◆ TEKS BACAAN ◆
+ + + + + + +

Akhir Konflik Kiai Dahlan dan Kraton ini mengulas penyelesaian konflik dalam sejarah perkembangan Persyarikatan Muhammadiyah dengan ulama dan pejabat Kraton Yogyakarta.
PWMU.CO-Fragmen sejarah KH Ahmad Dahlan paling menegangkan adalah robohnya Langgar Kidul. Itu terjadi tahun 1897. Inilah konflik Kiai Dahlan dengan ulama kraton.
Umurnya saat itu 29 tahun. Menjabat sebagai Khatib Amin di struktur Penghulu Masjid Gede. Konflik terjadi karena sebagai khatib yunior melangkahi kewenangan Hoofd Penghulu Kiai Mohammad Khalil Kamaludiningrat tentang perubahan arah kiblat masjid kraton.
Waktu itu KH Ahmad Dahlan baru setahun menggantikan ayahnya KH Abu Bakar yang meninggal pada tahun 1896 sebagai Khatib Amin. Dia mengundang 17 ulama dan sesepuh Kauman di langgarnya membicarakan arah kiblat masjid sesuai ilmu falakh.

+ + + + + + +

◆ CUPLIKAN CATATAN ◆

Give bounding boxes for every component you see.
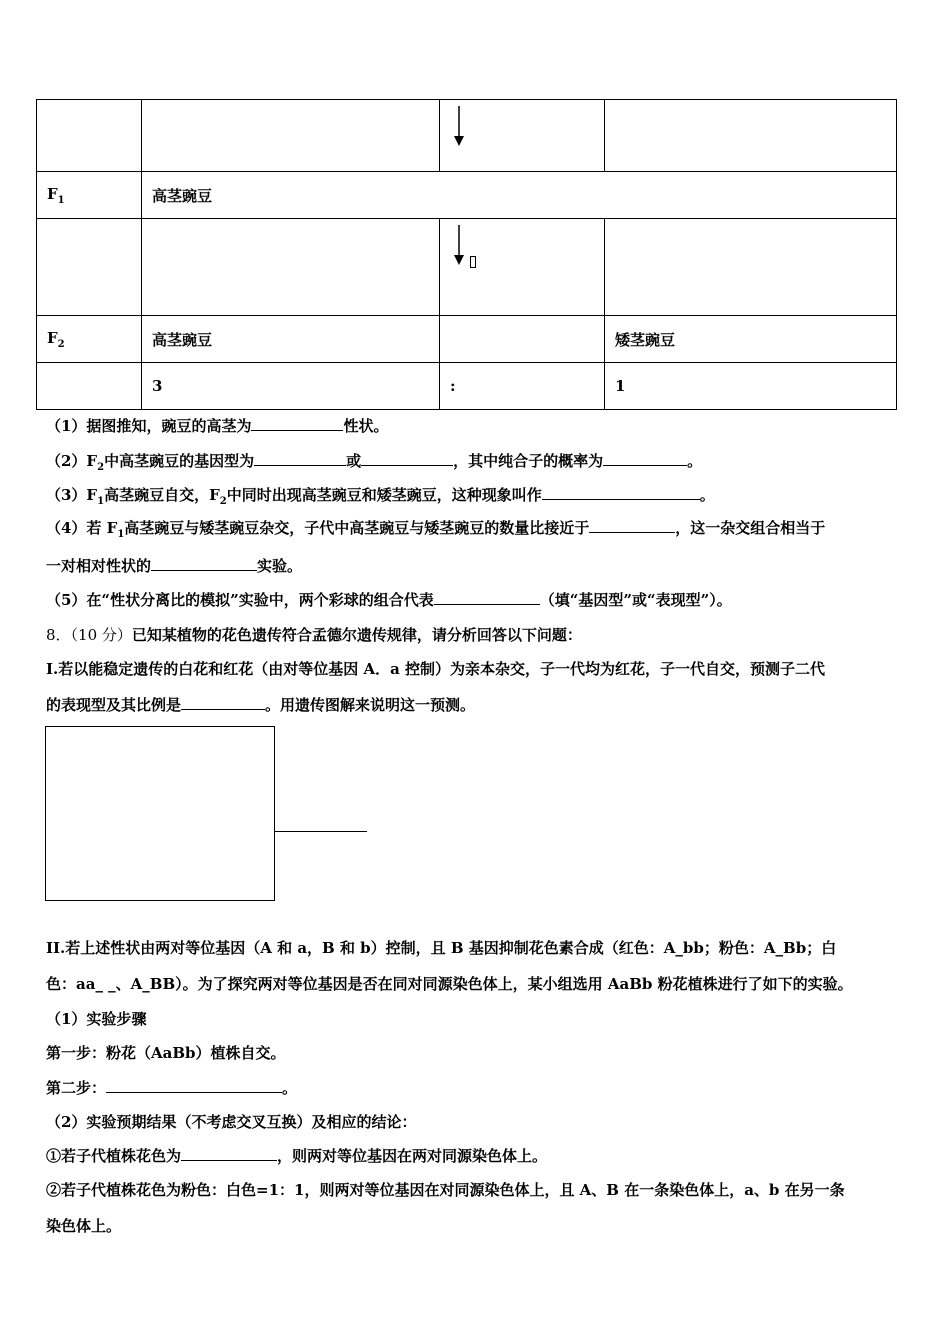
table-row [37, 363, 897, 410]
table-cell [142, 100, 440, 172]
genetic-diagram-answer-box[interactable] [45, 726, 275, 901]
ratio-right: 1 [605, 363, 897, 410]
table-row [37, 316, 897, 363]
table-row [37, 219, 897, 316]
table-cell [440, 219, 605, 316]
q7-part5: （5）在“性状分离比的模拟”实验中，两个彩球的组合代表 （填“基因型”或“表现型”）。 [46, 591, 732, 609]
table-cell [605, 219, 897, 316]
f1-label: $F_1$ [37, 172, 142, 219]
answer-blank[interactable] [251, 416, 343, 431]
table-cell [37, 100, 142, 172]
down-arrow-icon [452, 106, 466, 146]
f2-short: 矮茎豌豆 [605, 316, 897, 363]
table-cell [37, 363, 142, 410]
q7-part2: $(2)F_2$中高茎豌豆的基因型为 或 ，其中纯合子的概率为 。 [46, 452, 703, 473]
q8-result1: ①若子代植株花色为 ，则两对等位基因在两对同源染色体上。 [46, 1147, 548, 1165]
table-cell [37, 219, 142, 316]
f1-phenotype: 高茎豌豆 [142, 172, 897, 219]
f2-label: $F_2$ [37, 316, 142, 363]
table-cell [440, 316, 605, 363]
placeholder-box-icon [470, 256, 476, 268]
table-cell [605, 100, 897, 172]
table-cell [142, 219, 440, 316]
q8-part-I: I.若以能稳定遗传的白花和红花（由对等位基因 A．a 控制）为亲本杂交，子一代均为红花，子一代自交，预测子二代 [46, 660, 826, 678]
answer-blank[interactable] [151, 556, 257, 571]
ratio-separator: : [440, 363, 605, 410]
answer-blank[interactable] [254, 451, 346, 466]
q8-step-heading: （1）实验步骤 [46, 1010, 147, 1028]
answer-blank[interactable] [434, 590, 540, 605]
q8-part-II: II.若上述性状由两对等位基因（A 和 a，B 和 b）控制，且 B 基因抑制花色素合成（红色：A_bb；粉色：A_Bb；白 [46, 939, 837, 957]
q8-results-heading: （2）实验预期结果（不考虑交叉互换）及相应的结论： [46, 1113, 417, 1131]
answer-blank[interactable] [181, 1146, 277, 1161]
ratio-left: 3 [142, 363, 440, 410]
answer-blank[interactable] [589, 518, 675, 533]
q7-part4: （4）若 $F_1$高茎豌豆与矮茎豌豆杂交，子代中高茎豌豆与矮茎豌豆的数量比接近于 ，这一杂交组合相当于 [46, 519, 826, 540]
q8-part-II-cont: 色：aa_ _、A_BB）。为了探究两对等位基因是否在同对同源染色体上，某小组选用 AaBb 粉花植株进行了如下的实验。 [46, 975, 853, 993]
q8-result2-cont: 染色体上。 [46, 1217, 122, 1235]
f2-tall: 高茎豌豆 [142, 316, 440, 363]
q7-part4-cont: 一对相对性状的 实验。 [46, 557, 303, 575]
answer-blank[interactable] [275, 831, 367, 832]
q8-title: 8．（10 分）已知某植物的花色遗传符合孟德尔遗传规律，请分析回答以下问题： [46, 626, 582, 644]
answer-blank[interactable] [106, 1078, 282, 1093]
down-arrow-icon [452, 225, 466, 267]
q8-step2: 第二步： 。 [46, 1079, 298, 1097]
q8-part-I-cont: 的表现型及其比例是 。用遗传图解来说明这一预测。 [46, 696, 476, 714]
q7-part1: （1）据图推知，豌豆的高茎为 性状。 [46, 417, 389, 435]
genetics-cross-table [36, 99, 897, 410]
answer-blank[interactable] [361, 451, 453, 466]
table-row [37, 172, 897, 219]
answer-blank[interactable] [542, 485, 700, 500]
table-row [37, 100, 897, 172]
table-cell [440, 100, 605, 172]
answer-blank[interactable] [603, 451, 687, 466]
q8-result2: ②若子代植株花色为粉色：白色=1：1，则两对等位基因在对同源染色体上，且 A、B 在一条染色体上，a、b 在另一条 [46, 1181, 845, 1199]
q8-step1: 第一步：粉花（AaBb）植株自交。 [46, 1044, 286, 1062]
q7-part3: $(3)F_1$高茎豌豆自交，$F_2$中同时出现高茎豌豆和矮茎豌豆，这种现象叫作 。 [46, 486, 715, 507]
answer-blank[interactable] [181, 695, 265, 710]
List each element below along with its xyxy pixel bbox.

+ + + + + + +

◆ TUGAS ANDA ◆
Ketik ulang bagian teks bacaan mulai dari "PWMU.CO-Fragmen sejarah KH" sampai "kiblat masjid kraton." tanpa mengubah satu kata pun. Gunakan teks bacaan saja sebagai sumber.

◆ JAWABAN ◆
PWMU.CO-Fragmen sejarah KH Ahmad Dahlan paling menegangkan adalah robohnya Langgar Kidul. Itu terjadi tahun 1897. Inilah konflik Kiai Dahlan dengan ulama kraton.
Umurnya saat itu 29 tahun. Menjabat sebagai Khatib Amin di struktur Penghulu Masjid Gede. Konflik terjadi karena sebagai khatib yunior melangkahi kewenangan Hoofd Penghulu Kiai Mohammad Khalil Kamaludiningrat tentang perubahan arah kiblat masjid kraton.